* Task prompt *
Tally the lines in the following entries that include the word "data"; state only the total.

· · · ·

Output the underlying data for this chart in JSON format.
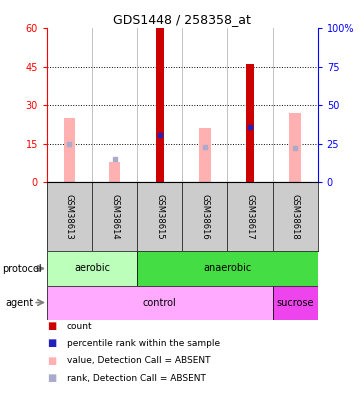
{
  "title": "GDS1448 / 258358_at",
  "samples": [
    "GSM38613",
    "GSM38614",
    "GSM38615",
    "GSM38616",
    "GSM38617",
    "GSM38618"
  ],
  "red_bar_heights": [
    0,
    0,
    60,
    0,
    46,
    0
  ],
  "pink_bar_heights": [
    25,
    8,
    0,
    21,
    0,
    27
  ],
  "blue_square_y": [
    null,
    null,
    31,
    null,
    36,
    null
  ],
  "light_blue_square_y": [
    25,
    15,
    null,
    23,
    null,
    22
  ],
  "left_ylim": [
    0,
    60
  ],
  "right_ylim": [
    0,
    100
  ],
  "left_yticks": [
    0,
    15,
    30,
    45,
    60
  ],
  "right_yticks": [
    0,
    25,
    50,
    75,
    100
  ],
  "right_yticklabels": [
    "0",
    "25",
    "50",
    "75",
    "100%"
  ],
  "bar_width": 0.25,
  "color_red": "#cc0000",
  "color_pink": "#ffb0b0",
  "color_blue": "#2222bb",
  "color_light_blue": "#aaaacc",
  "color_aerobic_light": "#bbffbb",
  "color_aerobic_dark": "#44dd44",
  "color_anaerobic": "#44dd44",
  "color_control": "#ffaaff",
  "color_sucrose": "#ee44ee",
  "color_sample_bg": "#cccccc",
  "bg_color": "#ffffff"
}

· · · ·

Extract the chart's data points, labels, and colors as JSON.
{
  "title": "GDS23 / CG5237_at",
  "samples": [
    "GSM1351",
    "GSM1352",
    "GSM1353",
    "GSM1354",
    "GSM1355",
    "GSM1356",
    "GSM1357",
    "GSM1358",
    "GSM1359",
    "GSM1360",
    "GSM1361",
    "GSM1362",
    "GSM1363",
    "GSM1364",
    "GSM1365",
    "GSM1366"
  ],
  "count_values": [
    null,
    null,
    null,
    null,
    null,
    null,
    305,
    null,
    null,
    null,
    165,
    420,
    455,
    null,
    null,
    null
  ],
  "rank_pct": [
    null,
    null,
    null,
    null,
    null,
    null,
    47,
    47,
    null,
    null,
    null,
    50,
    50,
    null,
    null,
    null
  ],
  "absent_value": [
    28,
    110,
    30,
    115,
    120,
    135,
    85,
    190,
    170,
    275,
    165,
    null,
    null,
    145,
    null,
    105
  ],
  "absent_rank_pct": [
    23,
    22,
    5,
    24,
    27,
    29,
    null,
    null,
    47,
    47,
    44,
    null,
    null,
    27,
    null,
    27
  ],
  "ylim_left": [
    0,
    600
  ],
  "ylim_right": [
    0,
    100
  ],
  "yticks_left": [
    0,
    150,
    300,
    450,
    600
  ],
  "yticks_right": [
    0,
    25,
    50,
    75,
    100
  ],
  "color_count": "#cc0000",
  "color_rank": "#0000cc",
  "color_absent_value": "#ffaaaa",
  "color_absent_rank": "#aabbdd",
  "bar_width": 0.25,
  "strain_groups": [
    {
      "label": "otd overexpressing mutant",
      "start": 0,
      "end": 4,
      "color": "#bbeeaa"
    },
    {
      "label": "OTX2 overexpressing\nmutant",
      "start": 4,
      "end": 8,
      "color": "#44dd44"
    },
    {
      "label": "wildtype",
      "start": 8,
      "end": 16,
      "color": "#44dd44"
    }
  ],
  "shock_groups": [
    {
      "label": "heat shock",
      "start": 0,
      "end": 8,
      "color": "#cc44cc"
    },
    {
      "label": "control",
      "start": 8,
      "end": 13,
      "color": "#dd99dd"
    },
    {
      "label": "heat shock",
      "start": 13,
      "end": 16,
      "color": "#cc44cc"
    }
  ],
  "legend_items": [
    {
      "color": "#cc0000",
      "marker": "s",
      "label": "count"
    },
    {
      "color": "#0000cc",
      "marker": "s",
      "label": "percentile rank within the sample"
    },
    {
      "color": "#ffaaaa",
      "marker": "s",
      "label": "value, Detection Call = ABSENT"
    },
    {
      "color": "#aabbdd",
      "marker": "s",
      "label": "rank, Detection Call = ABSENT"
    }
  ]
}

· · · ·

* Task response *
2